§ **PROBLEM TO SOLVE**: Extract each line from the entries below that has the string "route" in it.

[start of EXTRACTED INFORMATION]

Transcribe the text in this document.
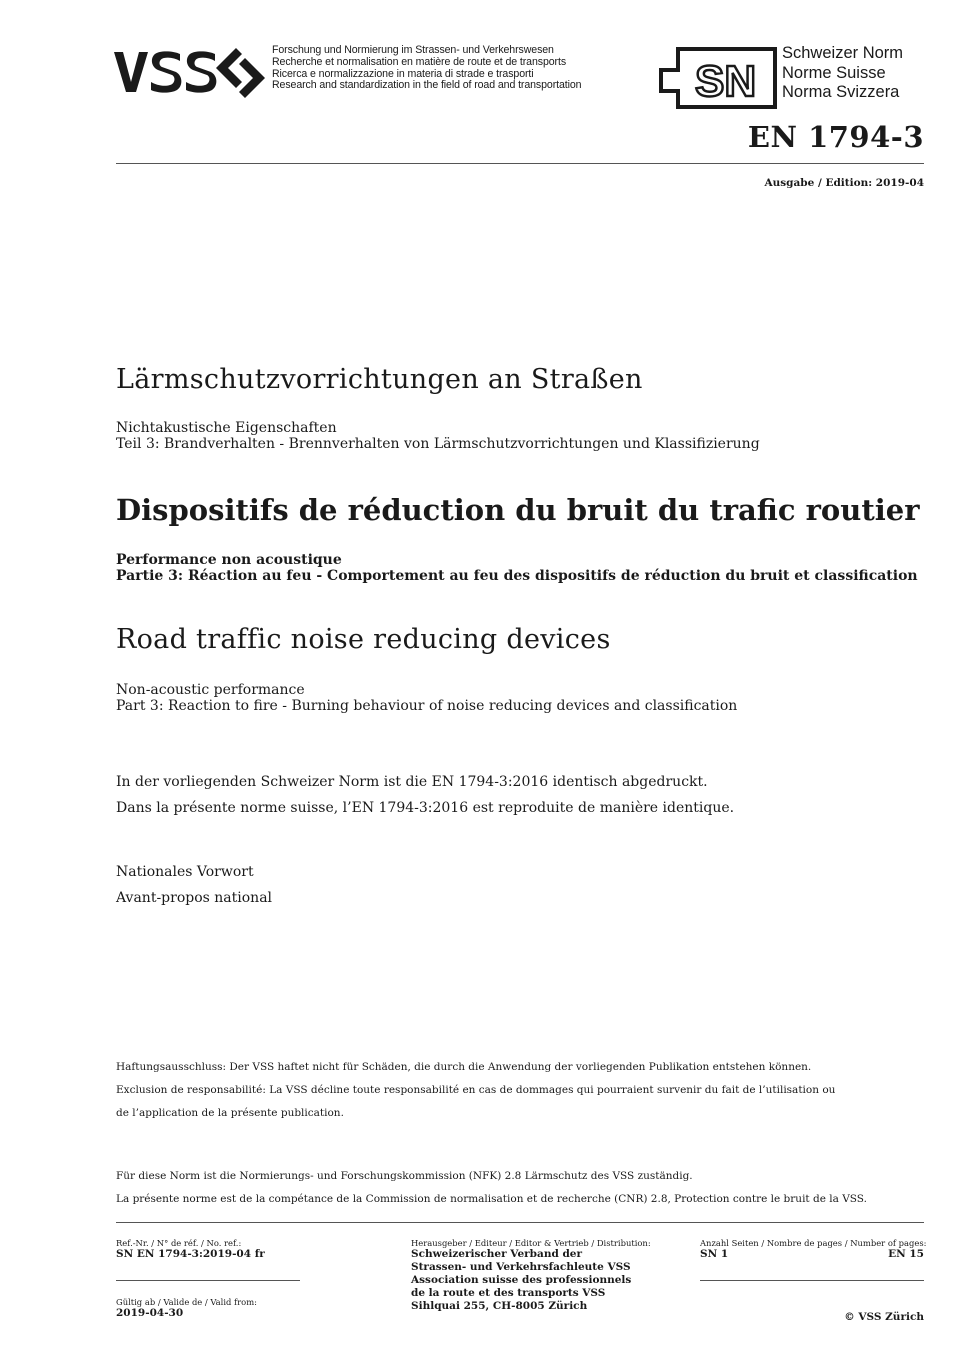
Forschung und Normierung im Strassen- und Verkehrswesen
Recherche et normalisation en matière de route et de transports
Ricerca e normalizzazione in materia di strade e trasporti
Research and standardization in the field of road and transportation	SN
Schweizer Norm
Norme Suisse
Norma Svizzera
EN 1794-3
Ausgabe / Edition: 2019-04
Lärmschutzvorrichtungen an Straßen
Nichtakustische Eigenschaften
Teil 3: Brandverhalten - Brennverhalten von Lärmschutzvorrichtungen und Klassifizierung
Dispositifs de réduction du bruit du trafic routier
Performance non acoustique
Partie 3: Réaction au feu - Comportement au feu des dispositifs de réduction du bruit et classification
Road traffic noise reducing devices
Non-acoustic performance
Part 3: Reaction to fire - Burning behaviour of noise reducing devices and classification
In der vorliegenden Schweizer Norm ist die EN 1794-3:2016 identisch abgedruckt.
Dans la présente norme suisse, l’EN 1794-3:2016 est reproduite de manière identique.
Nationales Vorwort
Avant-propos national
Haftungsausschluss: Der VSS haftet nicht für Schäden, die durch die Anwendung der vorliegenden Publikation entstehen können.
Exclusion de responsabilité: La VSS décline toute responsabilité en cas de dommages qui pourraient survenir du fait de l’utilisation ou
de l’application de la présente publication.
Für diese Norm ist die Normierungs- und Forschungskommission (NFK) 2.8 Lärmschutz des VSS zuständig.
La présente norme est de la compétance de la Commission de normalisation et de recherche (CNR) 2.8, Protection contre le bruit de la VSS.
Ref.-Nr. / N° de réf. / No. ref.:
SN EN 1794-3:2019-04 fr
Gültig ab / Valide de / Valid from:
2019-04-30
Herausgeber / Editeur / Editor & Vertrieb / Distribution:
Schweizerischer Verband der
Strassen- und Verkehrsfachleute VSS
Association suisse des professionnels
de la route et des transports VSS
Sihlquai 255, CH-8005 Zürich
Anzahl Seiten / Nombre de pages / Number of pages:
SN 1	EN 15
© VSS Zürich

[end of EXTRACTED INFORMATION]

§ **RESULT FOR THIS TASK**:
Recherche et normalisation en matière de route et de transports
de la route et des transports VSS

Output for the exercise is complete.